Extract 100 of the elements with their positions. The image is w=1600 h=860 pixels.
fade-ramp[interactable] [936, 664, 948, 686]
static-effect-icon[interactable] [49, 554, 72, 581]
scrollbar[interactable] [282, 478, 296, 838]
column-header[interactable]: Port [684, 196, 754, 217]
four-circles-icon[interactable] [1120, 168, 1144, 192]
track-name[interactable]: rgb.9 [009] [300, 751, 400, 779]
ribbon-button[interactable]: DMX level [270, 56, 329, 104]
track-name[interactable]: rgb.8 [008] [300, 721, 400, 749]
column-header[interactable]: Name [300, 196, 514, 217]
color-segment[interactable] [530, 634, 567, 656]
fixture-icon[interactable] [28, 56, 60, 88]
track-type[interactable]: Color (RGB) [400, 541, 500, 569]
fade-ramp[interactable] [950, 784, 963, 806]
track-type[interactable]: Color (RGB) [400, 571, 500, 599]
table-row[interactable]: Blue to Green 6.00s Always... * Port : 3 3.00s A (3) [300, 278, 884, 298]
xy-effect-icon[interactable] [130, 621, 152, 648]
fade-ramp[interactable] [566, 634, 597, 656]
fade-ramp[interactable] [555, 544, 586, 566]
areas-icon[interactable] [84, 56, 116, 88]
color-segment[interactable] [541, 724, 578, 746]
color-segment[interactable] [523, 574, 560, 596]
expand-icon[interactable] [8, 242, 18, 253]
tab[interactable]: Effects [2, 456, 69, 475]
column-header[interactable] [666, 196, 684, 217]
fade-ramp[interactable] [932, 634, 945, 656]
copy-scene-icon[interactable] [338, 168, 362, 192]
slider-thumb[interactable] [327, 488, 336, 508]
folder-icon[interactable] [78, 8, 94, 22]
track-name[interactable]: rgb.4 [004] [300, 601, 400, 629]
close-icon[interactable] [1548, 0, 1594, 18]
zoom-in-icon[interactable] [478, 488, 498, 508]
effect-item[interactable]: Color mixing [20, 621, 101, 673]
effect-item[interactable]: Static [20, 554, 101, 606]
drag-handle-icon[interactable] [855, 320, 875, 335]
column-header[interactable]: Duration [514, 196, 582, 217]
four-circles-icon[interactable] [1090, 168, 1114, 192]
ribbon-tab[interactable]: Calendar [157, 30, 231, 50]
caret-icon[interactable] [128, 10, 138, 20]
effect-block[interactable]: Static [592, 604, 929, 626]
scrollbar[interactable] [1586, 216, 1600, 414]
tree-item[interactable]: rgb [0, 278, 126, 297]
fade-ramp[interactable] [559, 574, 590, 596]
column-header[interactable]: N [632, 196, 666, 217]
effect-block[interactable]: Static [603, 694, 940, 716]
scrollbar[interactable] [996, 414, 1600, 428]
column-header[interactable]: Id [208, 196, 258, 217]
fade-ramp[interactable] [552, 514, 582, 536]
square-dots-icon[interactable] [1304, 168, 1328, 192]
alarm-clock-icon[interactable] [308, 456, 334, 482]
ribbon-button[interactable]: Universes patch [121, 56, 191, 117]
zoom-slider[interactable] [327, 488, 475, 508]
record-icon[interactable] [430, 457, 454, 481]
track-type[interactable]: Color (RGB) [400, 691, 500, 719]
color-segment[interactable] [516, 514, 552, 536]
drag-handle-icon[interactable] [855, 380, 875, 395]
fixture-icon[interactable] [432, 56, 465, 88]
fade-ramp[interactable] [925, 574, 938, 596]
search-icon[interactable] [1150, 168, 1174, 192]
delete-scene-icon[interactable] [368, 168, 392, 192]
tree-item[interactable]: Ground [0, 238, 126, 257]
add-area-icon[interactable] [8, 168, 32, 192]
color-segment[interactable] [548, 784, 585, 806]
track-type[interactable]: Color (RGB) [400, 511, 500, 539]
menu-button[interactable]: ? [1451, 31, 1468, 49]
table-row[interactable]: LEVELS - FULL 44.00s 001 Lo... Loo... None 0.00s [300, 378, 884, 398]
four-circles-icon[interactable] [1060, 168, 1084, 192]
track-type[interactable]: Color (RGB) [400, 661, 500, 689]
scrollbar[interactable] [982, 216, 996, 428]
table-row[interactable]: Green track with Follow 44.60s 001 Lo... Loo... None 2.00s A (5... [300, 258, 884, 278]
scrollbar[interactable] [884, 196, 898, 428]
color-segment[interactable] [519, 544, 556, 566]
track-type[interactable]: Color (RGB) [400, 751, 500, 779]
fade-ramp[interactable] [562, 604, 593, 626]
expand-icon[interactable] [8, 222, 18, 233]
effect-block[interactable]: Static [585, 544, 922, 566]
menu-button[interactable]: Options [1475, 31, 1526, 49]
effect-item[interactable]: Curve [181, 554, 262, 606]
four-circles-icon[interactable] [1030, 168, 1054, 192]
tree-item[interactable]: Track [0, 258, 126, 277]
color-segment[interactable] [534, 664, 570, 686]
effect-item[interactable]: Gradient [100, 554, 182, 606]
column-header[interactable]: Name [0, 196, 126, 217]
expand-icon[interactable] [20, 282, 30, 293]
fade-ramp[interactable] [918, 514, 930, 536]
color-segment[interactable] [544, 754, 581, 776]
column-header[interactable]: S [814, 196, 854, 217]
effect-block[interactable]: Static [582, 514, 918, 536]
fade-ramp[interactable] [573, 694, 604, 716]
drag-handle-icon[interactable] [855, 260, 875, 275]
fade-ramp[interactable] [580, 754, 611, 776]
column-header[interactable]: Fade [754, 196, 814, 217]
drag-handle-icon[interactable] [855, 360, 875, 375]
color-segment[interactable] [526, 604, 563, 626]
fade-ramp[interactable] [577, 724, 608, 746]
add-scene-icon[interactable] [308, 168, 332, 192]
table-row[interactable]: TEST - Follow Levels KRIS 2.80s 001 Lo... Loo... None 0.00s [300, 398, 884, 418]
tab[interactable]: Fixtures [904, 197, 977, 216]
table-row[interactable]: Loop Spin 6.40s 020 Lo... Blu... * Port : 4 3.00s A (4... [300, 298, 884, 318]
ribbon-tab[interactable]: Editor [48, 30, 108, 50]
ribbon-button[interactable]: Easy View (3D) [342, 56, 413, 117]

━━━━━━━━━━━━━━━━━━━━

Copy out the data above word for word, every line in its original order.

Extract 100 of the elements with their positions. The image is w=1600 h=860 pixels.
fade-ramp[interactable] [936, 664, 948, 686]
static-effect-icon[interactable] [49, 554, 72, 581]
scrollbar[interactable] [282, 478, 296, 838]
column-header[interactable]: Port [684, 196, 754, 217]
four-circles-icon[interactable] [1120, 168, 1144, 192]
track-name[interactable]: rgb.9 [009] [300, 751, 400, 779]
ribbon-button[interactable]: DMX level [270, 56, 329, 104]
track-name[interactable]: rgb.8 [008] [300, 721, 400, 749]
column-header[interactable]: Name [300, 196, 514, 217]
color-segment[interactable] [530, 634, 567, 656]
fixture-icon[interactable] [28, 56, 60, 88]
track-type[interactable]: Color (RGB) [400, 541, 500, 569]
fade-ramp[interactable] [950, 784, 963, 806]
track-type[interactable]: Color (RGB) [400, 571, 500, 599]
table-row[interactable]: Blue to Green 6.00s Always... * Port : 3 3.00s A (3) [300, 278, 884, 298]
xy-effect-icon[interactable] [130, 621, 152, 648]
fade-ramp[interactable] [566, 634, 597, 656]
fade-ramp[interactable] [555, 544, 586, 566]
areas-icon[interactable] [84, 56, 116, 88]
color-segment[interactable] [541, 724, 578, 746]
color-segment[interactable] [523, 574, 560, 596]
expand-icon[interactable] [8, 242, 18, 253]
tab[interactable]: Effects [2, 456, 69, 475]
column-header[interactable] [666, 196, 684, 217]
fade-ramp[interactable] [932, 634, 945, 656]
copy-scene-icon[interactable] [338, 168, 362, 192]
slider-thumb[interactable] [327, 488, 336, 508]
folder-icon[interactable] [78, 8, 94, 22]
track-name[interactable]: rgb.4 [004] [300, 601, 400, 629]
close-icon[interactable] [1548, 0, 1594, 18]
zoom-in-icon[interactable] [478, 488, 498, 508]
effect-item[interactable]: Color mixing [20, 621, 101, 673]
effect-item[interactable]: Static [20, 554, 101, 606]
drag-handle-icon[interactable] [855, 320, 875, 335]
column-header[interactable]: Duration [514, 196, 582, 217]
four-circles-icon[interactable] [1090, 168, 1114, 192]
ribbon-tab[interactable]: Calendar [157, 30, 231, 50]
caret-icon[interactable] [128, 10, 138, 20]
effect-block[interactable]: Static [592, 604, 929, 626]
scrollbar[interactable] [1586, 216, 1600, 414]
tree-item[interactable]: rgb [0, 278, 126, 297]
fade-ramp[interactable] [559, 574, 590, 596]
column-header[interactable]: N [632, 196, 666, 217]
effect-block[interactable]: Static [603, 694, 940, 716]
scrollbar[interactable] [996, 414, 1600, 428]
column-header[interactable]: Id [208, 196, 258, 217]
fade-ramp[interactable] [552, 514, 582, 536]
square-dots-icon[interactable] [1304, 168, 1328, 192]
alarm-clock-icon[interactable] [308, 456, 334, 482]
ribbon-button[interactable]: Universes patch [121, 56, 191, 117]
zoom-slider[interactable] [327, 488, 475, 508]
record-icon[interactable] [430, 457, 454, 481]
track-type[interactable]: Color (RGB) [400, 691, 500, 719]
color-segment[interactable] [516, 514, 552, 536]
drag-handle-icon[interactable] [855, 380, 875, 395]
fixture-icon[interactable] [432, 56, 465, 88]
fade-ramp[interactable] [925, 574, 938, 596]
search-icon[interactable] [1150, 168, 1174, 192]
delete-scene-icon[interactable] [368, 168, 392, 192]
tree-item[interactable]: Ground [0, 238, 126, 257]
add-area-icon[interactable] [8, 168, 32, 192]
color-segment[interactable] [548, 784, 585, 806]
track-type[interactable]: Color (RGB) [400, 511, 500, 539]
menu-button[interactable]: ? [1451, 31, 1468, 49]
table-row[interactable]: LEVELS - FULL 44.00s 001 Lo... Loo... None 0.00s [300, 378, 884, 398]
four-circles-icon[interactable] [1060, 168, 1084, 192]
track-type[interactable]: Color (RGB) [400, 661, 500, 689]
scrollbar[interactable] [982, 216, 996, 428]
table-row[interactable]: Green track with Follow 44.60s 001 Lo... Loo... None 2.00s A (5... [300, 258, 884, 278]
scrollbar[interactable] [884, 196, 898, 428]
color-segment[interactable] [519, 544, 556, 566]
track-type[interactable]: Color (RGB) [400, 751, 500, 779]
fade-ramp[interactable] [562, 604, 593, 626]
expand-icon[interactable] [8, 222, 18, 233]
effect-block[interactable]: Static [585, 544, 922, 566]
menu-button[interactable]: Options [1475, 31, 1526, 49]
effect-item[interactable]: Curve [181, 554, 262, 606]
four-circles-icon[interactable] [1030, 168, 1054, 192]
tree-item[interactable]: Track [0, 258, 126, 277]
color-segment[interactable] [534, 664, 570, 686]
effect-item[interactable]: Gradient [100, 554, 182, 606]
column-header[interactable]: Name [0, 196, 126, 217]
expand-icon[interactable] [20, 282, 30, 293]
fade-ramp[interactable] [918, 514, 930, 536]
color-segment[interactable] [544, 754, 581, 776]
column-header[interactable]: S [814, 196, 854, 217]
effect-block[interactable]: Static [582, 514, 918, 536]
fade-ramp[interactable] [573, 694, 604, 716]
drag-handle-icon[interactable] [855, 260, 875, 275]
fade-ramp[interactable] [580, 754, 611, 776]
column-header[interactable]: Fade [754, 196, 814, 217]
drag-handle-icon[interactable] [855, 360, 875, 375]
color-segment[interactable] [526, 604, 563, 626]
fade-ramp[interactable] [577, 724, 608, 746]
add-scene-icon[interactable] [308, 168, 332, 192]
table-row[interactable]: TEST - Follow Levels KRIS 2.80s 001 Lo... Loo... None 0.00s [300, 398, 884, 418]
tab[interactable]: Fixtures [904, 197, 977, 216]
table-row[interactable]: Loop Spin 6.40s 020 Lo... Blu... * Port : 4 3.00s A (4... [300, 298, 884, 318]
ribbon-tab[interactable]: Editor [48, 30, 108, 50]
ribbon-button[interactable]: Easy View (3D) [342, 56, 413, 117]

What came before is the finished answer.